# Extracted entries:
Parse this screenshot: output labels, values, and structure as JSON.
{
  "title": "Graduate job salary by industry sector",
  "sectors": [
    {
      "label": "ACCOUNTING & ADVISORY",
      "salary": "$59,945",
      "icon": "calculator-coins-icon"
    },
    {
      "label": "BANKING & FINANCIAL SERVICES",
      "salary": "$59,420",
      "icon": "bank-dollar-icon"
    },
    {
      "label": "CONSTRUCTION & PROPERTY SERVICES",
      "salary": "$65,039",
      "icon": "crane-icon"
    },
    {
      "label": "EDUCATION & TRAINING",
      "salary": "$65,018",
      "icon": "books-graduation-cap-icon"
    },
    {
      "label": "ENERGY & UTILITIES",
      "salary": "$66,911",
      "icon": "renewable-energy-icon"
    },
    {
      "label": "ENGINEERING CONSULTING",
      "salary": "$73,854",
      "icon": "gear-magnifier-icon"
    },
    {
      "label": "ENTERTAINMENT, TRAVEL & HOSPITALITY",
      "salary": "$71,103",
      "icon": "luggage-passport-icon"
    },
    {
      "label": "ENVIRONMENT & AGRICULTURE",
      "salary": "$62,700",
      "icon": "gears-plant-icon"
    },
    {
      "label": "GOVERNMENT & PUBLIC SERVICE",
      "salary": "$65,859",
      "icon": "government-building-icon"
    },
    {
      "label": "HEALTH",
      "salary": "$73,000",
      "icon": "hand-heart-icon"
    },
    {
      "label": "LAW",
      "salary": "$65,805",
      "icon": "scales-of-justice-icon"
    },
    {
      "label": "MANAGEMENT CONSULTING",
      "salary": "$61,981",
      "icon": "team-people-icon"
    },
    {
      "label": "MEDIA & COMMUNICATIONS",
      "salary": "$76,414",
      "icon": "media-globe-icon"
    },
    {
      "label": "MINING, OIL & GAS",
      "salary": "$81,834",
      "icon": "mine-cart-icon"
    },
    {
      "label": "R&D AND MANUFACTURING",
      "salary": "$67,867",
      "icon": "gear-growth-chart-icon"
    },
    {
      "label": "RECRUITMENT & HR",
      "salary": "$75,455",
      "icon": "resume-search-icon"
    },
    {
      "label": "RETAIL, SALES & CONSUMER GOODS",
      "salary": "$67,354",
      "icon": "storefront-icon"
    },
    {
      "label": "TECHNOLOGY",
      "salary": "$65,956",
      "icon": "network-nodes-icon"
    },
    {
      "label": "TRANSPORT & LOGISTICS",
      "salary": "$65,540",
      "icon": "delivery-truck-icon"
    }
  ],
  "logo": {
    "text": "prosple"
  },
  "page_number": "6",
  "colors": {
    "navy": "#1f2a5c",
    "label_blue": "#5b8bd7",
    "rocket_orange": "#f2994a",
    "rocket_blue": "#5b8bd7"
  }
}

# Exercise requirements:
Where a line above contains the word "SERVICES", copy that line.

# Task solution:
      "label": "BANKING & FINANCIAL SERVICES",
      "label": "CONSTRUCTION & PROPERTY SERVICES",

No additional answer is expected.